◆ INPUT
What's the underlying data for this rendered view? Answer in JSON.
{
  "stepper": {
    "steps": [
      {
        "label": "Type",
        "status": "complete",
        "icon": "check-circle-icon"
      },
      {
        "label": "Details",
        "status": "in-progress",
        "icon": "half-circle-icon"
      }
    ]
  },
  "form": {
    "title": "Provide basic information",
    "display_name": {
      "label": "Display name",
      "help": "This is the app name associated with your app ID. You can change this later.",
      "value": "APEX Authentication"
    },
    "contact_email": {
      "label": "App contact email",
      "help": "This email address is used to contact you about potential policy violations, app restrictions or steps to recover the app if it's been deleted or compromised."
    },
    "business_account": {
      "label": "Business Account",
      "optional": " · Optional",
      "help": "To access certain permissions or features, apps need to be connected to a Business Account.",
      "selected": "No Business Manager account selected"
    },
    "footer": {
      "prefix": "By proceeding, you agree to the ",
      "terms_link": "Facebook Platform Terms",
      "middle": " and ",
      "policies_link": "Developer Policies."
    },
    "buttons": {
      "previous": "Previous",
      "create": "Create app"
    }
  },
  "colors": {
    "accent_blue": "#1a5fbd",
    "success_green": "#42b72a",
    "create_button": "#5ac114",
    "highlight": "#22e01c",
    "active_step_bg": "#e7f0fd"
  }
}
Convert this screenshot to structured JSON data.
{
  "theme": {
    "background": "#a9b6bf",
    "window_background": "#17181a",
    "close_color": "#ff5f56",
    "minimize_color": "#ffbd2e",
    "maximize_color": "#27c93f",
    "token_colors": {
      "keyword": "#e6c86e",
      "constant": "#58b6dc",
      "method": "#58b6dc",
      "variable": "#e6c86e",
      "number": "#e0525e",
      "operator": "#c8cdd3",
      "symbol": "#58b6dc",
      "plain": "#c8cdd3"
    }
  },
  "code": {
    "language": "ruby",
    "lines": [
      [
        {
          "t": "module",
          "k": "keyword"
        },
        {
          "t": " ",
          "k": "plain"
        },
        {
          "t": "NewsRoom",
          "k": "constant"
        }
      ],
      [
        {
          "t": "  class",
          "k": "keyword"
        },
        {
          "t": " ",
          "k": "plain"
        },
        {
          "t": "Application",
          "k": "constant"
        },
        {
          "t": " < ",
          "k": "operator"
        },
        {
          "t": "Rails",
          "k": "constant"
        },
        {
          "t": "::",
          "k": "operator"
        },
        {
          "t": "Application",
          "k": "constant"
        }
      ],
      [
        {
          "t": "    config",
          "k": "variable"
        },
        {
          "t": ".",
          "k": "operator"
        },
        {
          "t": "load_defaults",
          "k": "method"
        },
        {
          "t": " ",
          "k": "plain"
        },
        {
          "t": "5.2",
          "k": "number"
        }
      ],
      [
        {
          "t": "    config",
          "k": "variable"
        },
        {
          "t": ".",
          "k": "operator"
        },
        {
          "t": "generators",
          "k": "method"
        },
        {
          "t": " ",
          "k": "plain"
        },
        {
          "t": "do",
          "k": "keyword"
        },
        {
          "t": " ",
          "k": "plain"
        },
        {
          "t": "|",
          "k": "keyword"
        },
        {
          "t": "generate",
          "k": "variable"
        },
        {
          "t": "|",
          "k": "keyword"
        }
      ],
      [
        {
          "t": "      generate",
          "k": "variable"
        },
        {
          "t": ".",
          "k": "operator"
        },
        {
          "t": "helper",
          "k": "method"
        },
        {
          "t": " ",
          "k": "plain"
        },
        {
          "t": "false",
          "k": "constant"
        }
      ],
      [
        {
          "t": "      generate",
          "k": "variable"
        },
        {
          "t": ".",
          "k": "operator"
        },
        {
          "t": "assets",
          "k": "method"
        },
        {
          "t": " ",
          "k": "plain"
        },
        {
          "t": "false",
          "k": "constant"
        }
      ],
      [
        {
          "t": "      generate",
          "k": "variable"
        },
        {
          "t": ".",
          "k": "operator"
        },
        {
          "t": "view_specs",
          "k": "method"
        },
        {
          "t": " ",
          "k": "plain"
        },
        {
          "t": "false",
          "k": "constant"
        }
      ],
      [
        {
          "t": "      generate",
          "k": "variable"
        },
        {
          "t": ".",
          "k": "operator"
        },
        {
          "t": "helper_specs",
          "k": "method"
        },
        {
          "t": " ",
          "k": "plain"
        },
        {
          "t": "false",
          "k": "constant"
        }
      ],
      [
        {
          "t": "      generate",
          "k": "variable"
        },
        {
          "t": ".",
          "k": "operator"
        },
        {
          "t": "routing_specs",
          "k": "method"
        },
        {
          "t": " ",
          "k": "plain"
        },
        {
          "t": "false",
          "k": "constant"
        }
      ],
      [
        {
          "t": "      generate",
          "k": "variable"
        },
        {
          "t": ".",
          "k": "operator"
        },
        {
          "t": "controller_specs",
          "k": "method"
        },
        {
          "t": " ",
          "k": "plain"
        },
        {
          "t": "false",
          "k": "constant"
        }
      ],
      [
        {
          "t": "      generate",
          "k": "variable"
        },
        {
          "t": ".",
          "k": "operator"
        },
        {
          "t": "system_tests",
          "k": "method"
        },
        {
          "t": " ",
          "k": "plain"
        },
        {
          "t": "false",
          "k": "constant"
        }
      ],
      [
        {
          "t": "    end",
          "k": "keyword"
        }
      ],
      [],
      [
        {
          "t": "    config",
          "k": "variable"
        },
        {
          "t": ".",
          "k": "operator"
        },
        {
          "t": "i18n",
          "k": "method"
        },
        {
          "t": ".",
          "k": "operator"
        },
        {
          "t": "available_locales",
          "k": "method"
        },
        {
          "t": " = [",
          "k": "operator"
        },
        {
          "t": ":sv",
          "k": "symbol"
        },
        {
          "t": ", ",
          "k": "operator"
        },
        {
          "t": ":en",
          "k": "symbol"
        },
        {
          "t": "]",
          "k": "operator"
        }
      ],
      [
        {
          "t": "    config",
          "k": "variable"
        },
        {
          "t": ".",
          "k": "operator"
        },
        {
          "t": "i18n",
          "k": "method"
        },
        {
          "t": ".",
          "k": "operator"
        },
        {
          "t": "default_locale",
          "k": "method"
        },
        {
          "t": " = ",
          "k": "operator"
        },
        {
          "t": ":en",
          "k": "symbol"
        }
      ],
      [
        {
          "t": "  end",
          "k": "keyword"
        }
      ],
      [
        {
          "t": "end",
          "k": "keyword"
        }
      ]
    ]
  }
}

◆ THE EXERCISE
Exactly reproduce all of the entries.

◆ OUTPUT FOR THIS TASK
What's the underlying data for this rendered view? Answer in JSON.
{
  "stepper": {
    "steps": [
      {
        "label": "Type",
        "status": "complete",
        "icon": "check-circle-icon"
      },
      {
        "label": "Details",
        "status": "in-progress",
        "icon": "half-circle-icon"
      }
    ]
  },
  "form": {
    "title": "Provide basic information",
    "display_name": {
      "label": "Display name",
      "help": "This is the app name associated with your app ID. You can change this later.",
      "value": "APEX Authentication"
    },
    "contact_email": {
      "label": "App contact email",
      "help": "This email address is used to contact you about potential policy violations, app restrictions or steps to recover the app if it's been deleted or compromised."
    },
    "business_account": {
      "label": "Business Account",
      "optional": " · Optional",
      "help": "To access certain permissions or features, apps need to be connected to a Business Account.",
      "selected": "No Business Manager account selected"
    },
    "footer": {
      "prefix": "By proceeding, you agree to the ",
      "terms_link": "Facebook Platform Terms",
      "middle": " and ",
      "policies_link": "Developer Policies."
    },
    "buttons": {
      "previous": "Previous",
      "create": "Create app"
    }
  },
  "colors": {
    "accent_blue": "#1a5fbd",
    "success_green": "#42b72a",
    "create_button": "#5ac114",
    "highlight": "#22e01c",
    "active_step_bg": "#e7f0fd"
  }
}
Convert this screenshot to structured JSON data.
{
  "theme": {
    "background": "#a9b6bf",
    "window_background": "#17181a",
    "close_color": "#ff5f56",
    "minimize_color": "#ffbd2e",
    "maximize_color": "#27c93f",
    "token_colors": {
      "keyword": "#e6c86e",
      "constant": "#58b6dc",
      "method": "#58b6dc",
      "variable": "#e6c86e",
      "number": "#e0525e",
      "operator": "#c8cdd3",
      "symbol": "#58b6dc",
      "plain": "#c8cdd3"
    }
  },
  "code": {
    "language": "ruby",
    "lines": [
      [
        {
          "t": "module",
          "k": "keyword"
        },
        {
          "t": " ",
          "k": "plain"
        },
        {
          "t": "NewsRoom",
          "k": "constant"
        }
      ],
      [
        {
          "t": "  class",
          "k": "keyword"
        },
        {
          "t": " ",
          "k": "plain"
        },
        {
          "t": "Application",
          "k": "constant"
        },
        {
          "t": " < ",
          "k": "operator"
        },
        {
          "t": "Rails",
          "k": "constant"
        },
        {
          "t": "::",
          "k": "operator"
        },
        {
          "t": "Application",
          "k": "constant"
        }
      ],
      [
        {
          "t": "    config",
          "k": "variable"
        },
        {
          "t": ".",
          "k": "operator"
        },
        {
          "t": "load_defaults",
          "k": "method"
        },
        {
          "t": " ",
          "k": "plain"
        },
        {
          "t": "5.2",
          "k": "number"
        }
      ],
      [
        {
          "t": "    config",
          "k": "variable"
        },
        {
          "t": ".",
          "k": "operator"
        },
        {
          "t": "generators",
          "k": "method"
        },
        {
          "t": " ",
          "k": "plain"
        },
        {
          "t": "do",
          "k": "keyword"
        },
        {
          "t": " ",
          "k": "plain"
        },
        {
          "t": "|",
          "k": "keyword"
        },
        {
          "t": "generate",
          "k": "variable"
        },
        {
          "t": "|",
          "k": "keyword"
        }
      ],
      [
        {
          "t": "      generate",
          "k": "variable"
        },
        {
          "t": ".",
          "k": "operator"
        },
        {
          "t": "helper",
          "k": "method"
        },
        {
          "t": " ",
          "k": "plain"
        },
        {
          "t": "false",
          "k": "constant"
        }
      ],
      [
        {
          "t": "      generate",
          "k": "variable"
        },
        {
          "t": ".",
          "k": "operator"
        },
        {
          "t": "assets",
          "k": "method"
        },
        {
          "t": " ",
          "k": "plain"
        },
        {
          "t": "false",
          "k": "constant"
        }
      ],
      [
        {
          "t": "      generate",
          "k": "variable"
        },
        {
          "t": ".",
          "k": "operator"
        },
        {
          "t": "view_specs",
          "k": "method"
        },
        {
          "t": " ",
          "k": "plain"
        },
        {
          "t": "false",
          "k": "constant"
        }
      ],
      [
        {
          "t": "      generate",
          "k": "variable"
        },
        {
          "t": ".",
          "k": "operator"
        },
        {
          "t": "helper_specs",
          "k": "method"
        },
        {
          "t": " ",
          "k": "plain"
        },
        {
          "t": "false",
          "k": "constant"
        }
      ],
      [
        {
          "t": "      generate",
          "k": "variable"
        },
        {
          "t": ".",
          "k": "operator"
        },
        {
          "t": "routing_specs",
          "k": "method"
        },
        {
          "t": " ",
          "k": "plain"
        },
        {
          "t": "false",
          "k": "constant"
        }
      ],
      [
        {
          "t": "      generate",
          "k": "variable"
        },
        {
          "t": ".",
          "k": "operator"
        },
        {
          "t": "controller_specs",
          "k": "method"
        },
        {
          "t": " ",
          "k": "plain"
        },
        {
          "t": "false",
          "k": "constant"
        }
      ],
      [
        {
          "t": "      generate",
          "k": "variable"
        },
        {
          "t": ".",
          "k": "operator"
        },
        {
          "t": "system_tests",
          "k": "method"
        },
        {
          "t": " ",
          "k": "plain"
        },
        {
          "t": "false",
          "k": "constant"
        }
      ],
      [
        {
          "t": "    end",
          "k": "keyword"
        }
      ],
      [],
      [
        {
          "t": "    config",
          "k": "variable"
        },
        {
          "t": ".",
          "k": "operator"
        },
        {
          "t": "i18n",
          "k": "method"
        },
        {
          "t": ".",
          "k": "operator"
        },
        {
          "t": "available_locales",
          "k": "method"
        },
        {
          "t": " = [",
          "k": "operator"
        },
        {
          "t": ":sv",
          "k": "symbol"
        },
        {
          "t": ", ",
          "k": "operator"
        },
        {
          "t": ":en",
          "k": "symbol"
        },
        {
          "t": "]",
          "k": "operator"
        }
      ],
      [
        {
          "t": "    config",
          "k": "variable"
        },
        {
          "t": ".",
          "k": "operator"
        },
        {
          "t": "i18n",
          "k": "method"
        },
        {
          "t": ".",
          "k": "operator"
        },
        {
          "t": "default_locale",
          "k": "method"
        },
        {
          "t": " = ",
          "k": "operator"
        },
        {
          "t": ":en",
          "k": "symbol"
        }
      ],
      [
        {
          "t": "  end",
          "k": "keyword"
        }
      ],
      [
        {
          "t": "end",
          "k": "keyword"
        }
      ]
    ]
  }
}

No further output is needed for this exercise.